STATED EXERCISE: All entries below are to be set down again, identical to the source.

EXERCISE MATERIALS:

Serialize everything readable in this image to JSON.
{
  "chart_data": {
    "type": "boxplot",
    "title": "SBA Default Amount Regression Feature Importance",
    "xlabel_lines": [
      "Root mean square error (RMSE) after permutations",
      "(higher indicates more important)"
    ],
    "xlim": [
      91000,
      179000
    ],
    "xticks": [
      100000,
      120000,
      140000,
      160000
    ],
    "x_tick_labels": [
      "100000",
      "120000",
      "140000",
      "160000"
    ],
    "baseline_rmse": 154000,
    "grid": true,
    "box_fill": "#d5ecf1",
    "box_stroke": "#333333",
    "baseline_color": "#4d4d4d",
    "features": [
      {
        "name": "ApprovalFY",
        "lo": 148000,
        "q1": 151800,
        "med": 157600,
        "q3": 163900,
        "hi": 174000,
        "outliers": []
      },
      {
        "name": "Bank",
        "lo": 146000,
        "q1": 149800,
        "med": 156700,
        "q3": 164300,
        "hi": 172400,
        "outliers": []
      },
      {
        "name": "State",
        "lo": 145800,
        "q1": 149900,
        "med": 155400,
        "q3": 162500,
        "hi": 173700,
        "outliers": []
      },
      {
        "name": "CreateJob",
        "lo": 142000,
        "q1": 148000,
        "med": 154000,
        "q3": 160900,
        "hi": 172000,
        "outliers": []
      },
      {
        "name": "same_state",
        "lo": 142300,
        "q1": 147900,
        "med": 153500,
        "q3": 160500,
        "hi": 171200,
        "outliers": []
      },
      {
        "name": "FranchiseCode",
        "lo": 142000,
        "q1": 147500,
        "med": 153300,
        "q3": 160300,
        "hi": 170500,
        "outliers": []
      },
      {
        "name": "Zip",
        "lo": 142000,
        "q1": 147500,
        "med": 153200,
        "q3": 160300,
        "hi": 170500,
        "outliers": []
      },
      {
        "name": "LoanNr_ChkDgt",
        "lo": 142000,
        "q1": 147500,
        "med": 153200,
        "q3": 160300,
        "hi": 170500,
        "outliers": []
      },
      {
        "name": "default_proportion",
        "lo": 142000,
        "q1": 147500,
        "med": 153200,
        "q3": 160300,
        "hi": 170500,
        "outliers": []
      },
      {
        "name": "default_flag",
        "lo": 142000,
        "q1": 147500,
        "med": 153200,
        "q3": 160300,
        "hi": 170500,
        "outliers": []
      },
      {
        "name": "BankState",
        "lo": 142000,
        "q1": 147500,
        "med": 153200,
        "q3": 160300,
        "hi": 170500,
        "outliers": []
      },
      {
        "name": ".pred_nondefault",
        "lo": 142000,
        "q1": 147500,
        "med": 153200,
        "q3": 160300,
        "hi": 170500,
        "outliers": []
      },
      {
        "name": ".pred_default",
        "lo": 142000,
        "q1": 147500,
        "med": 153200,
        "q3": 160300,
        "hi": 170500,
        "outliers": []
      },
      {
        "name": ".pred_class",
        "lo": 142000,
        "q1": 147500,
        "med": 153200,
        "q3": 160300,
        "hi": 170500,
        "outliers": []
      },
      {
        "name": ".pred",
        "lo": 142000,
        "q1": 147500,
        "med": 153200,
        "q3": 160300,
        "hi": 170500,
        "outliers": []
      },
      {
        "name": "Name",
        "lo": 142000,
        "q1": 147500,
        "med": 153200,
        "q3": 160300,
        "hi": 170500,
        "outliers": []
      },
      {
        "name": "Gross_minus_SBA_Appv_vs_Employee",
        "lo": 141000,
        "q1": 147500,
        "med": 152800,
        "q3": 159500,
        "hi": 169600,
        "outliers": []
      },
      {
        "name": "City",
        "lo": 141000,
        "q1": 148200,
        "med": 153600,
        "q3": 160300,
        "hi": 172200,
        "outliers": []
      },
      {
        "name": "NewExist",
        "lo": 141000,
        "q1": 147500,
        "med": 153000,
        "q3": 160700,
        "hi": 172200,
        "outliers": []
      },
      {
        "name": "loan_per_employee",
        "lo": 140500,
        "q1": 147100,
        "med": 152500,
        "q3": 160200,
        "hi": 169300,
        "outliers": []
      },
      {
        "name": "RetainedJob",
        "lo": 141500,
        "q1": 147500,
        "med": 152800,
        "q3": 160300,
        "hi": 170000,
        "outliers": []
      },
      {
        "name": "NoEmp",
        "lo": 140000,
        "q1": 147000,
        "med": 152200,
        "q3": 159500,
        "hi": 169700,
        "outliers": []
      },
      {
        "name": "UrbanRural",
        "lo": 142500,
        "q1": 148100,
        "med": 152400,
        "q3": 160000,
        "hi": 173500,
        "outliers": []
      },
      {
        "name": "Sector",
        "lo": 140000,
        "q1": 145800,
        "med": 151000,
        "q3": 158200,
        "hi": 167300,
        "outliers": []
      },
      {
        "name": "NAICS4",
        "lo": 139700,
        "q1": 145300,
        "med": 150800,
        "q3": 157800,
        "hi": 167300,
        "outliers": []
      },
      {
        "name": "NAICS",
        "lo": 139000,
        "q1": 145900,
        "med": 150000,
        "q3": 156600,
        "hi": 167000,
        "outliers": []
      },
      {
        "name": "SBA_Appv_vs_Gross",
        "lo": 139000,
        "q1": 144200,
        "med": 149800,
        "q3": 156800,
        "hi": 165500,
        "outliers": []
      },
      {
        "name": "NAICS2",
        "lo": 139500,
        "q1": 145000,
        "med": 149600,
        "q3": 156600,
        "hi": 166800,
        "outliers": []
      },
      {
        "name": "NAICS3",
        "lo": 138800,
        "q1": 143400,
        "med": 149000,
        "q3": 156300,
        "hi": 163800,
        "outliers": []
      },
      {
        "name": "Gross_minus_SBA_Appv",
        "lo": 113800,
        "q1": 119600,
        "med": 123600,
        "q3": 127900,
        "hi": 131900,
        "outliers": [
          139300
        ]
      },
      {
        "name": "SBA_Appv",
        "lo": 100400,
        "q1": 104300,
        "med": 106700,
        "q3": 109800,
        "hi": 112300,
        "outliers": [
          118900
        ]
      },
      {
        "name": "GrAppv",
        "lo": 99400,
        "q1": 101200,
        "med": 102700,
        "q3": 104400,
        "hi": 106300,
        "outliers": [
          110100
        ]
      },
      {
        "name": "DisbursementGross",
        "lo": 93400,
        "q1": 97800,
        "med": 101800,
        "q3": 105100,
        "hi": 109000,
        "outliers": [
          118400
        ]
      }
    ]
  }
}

REPLY TO THE TASK:
Serialize everything readable in this image to JSON.
{
  "chart_data": {
    "type": "boxplot",
    "title": "SBA Default Amount Regression Feature Importance",
    "xlabel_lines": [
      "Root mean square error (RMSE) after permutations",
      "(higher indicates more important)"
    ],
    "xlim": [
      91000,
      179000
    ],
    "xticks": [
      100000,
      120000,
      140000,
      160000
    ],
    "x_tick_labels": [
      "100000",
      "120000",
      "140000",
      "160000"
    ],
    "baseline_rmse": 154000,
    "grid": true,
    "box_fill": "#d5ecf1",
    "box_stroke": "#333333",
    "baseline_color": "#4d4d4d",
    "features": [
      {
        "name": "ApprovalFY",
        "lo": 148000,
        "q1": 151800,
        "med": 157600,
        "q3": 163900,
        "hi": 174000,
        "outliers": []
      },
      {
        "name": "Bank",
        "lo": 146000,
        "q1": 149800,
        "med": 156700,
        "q3": 164300,
        "hi": 172400,
        "outliers": []
      },
      {
        "name": "State",
        "lo": 145800,
        "q1": 149900,
        "med": 155400,
        "q3": 162500,
        "hi": 173700,
        "outliers": []
      },
      {
        "name": "CreateJob",
        "lo": 142000,
        "q1": 148000,
        "med": 154000,
        "q3": 160900,
        "hi": 172000,
        "outliers": []
      },
      {
        "name": "same_state",
        "lo": 142300,
        "q1": 147900,
        "med": 153500,
        "q3": 160500,
        "hi": 171200,
        "outliers": []
      },
      {
        "name": "FranchiseCode",
        "lo": 142000,
        "q1": 147500,
        "med": 153300,
        "q3": 160300,
        "hi": 170500,
        "outliers": []
      },
      {
        "name": "Zip",
        "lo": 142000,
        "q1": 147500,
        "med": 153200,
        "q3": 160300,
        "hi": 170500,
        "outliers": []
      },
      {
        "name": "LoanNr_ChkDgt",
        "lo": 142000,
        "q1": 147500,
        "med": 153200,
        "q3": 160300,
        "hi": 170500,
        "outliers": []
      },
      {
        "name": "default_proportion",
        "lo": 142000,
        "q1": 147500,
        "med": 153200,
        "q3": 160300,
        "hi": 170500,
        "outliers": []
      },
      {
        "name": "default_flag",
        "lo": 142000,
        "q1": 147500,
        "med": 153200,
        "q3": 160300,
        "hi": 170500,
        "outliers": []
      },
      {
        "name": "BankState",
        "lo": 142000,
        "q1": 147500,
        "med": 153200,
        "q3": 160300,
        "hi": 170500,
        "outliers": []
      },
      {
        "name": ".pred_nondefault",
        "lo": 142000,
        "q1": 147500,
        "med": 153200,
        "q3": 160300,
        "hi": 170500,
        "outliers": []
      },
      {
        "name": ".pred_default",
        "lo": 142000,
        "q1": 147500,
        "med": 153200,
        "q3": 160300,
        "hi": 170500,
        "outliers": []
      },
      {
        "name": ".pred_class",
        "lo": 142000,
        "q1": 147500,
        "med": 153200,
        "q3": 160300,
        "hi": 170500,
        "outliers": []
      },
      {
        "name": ".pred",
        "lo": 142000,
        "q1": 147500,
        "med": 153200,
        "q3": 160300,
        "hi": 170500,
        "outliers": []
      },
      {
        "name": "Name",
        "lo": 142000,
        "q1": 147500,
        "med": 153200,
        "q3": 160300,
        "hi": 170500,
        "outliers": []
      },
      {
        "name": "Gross_minus_SBA_Appv_vs_Employee",
        "lo": 141000,
        "q1": 147500,
        "med": 152800,
        "q3": 159500,
        "hi": 169600,
        "outliers": []
      },
      {
        "name": "City",
        "lo": 141000,
        "q1": 148200,
        "med": 153600,
        "q3": 160300,
        "hi": 172200,
        "outliers": []
      },
      {
        "name": "NewExist",
        "lo": 141000,
        "q1": 147500,
        "med": 153000,
        "q3": 160700,
        "hi": 172200,
        "outliers": []
      },
      {
        "name": "loan_per_employee",
        "lo": 140500,
        "q1": 147100,
        "med": 152500,
        "q3": 160200,
        "hi": 169300,
        "outliers": []
      },
      {
        "name": "RetainedJob",
        "lo": 141500,
        "q1": 147500,
        "med": 152800,
        "q3": 160300,
        "hi": 170000,
        "outliers": []
      },
      {
        "name": "NoEmp",
        "lo": 140000,
        "q1": 147000,
        "med": 152200,
        "q3": 159500,
        "hi": 169700,
        "outliers": []
      },
      {
        "name": "UrbanRural",
        "lo": 142500,
        "q1": 148100,
        "med": 152400,
        "q3": 160000,
        "hi": 173500,
        "outliers": []
      },
      {
        "name": "Sector",
        "lo": 140000,
        "q1": 145800,
        "med": 151000,
        "q3": 158200,
        "hi": 167300,
        "outliers": []
      },
      {
        "name": "NAICS4",
        "lo": 139700,
        "q1": 145300,
        "med": 150800,
        "q3": 157800,
        "hi": 167300,
        "outliers": []
      },
      {
        "name": "NAICS",
        "lo": 139000,
        "q1": 145900,
        "med": 150000,
        "q3": 156600,
        "hi": 167000,
        "outliers": []
      },
      {
        "name": "SBA_Appv_vs_Gross",
        "lo": 139000,
        "q1": 144200,
        "med": 149800,
        "q3": 156800,
        "hi": 165500,
        "outliers": []
      },
      {
        "name": "NAICS2",
        "lo": 139500,
        "q1": 145000,
        "med": 149600,
        "q3": 156600,
        "hi": 166800,
        "outliers": []
      },
      {
        "name": "NAICS3",
        "lo": 138800,
        "q1": 143400,
        "med": 149000,
        "q3": 156300,
        "hi": 163800,
        "outliers": []
      },
      {
        "name": "Gross_minus_SBA_Appv",
        "lo": 113800,
        "q1": 119600,
        "med": 123600,
        "q3": 127900,
        "hi": 131900,
        "outliers": [
          139300
        ]
      },
      {
        "name": "SBA_Appv",
        "lo": 100400,
        "q1": 104300,
        "med": 106700,
        "q3": 109800,
        "hi": 112300,
        "outliers": [
          118900
        ]
      },
      {
        "name": "GrAppv",
        "lo": 99400,
        "q1": 101200,
        "med": 102700,
        "q3": 104400,
        "hi": 106300,
        "outliers": [
          110100
        ]
      },
      {
        "name": "DisbursementGross",
        "lo": 93400,
        "q1": 97800,
        "med": 101800,
        "q3": 105100,
        "hi": 109000,
        "outliers": [
          118400
        ]
      }
    ]
  }
}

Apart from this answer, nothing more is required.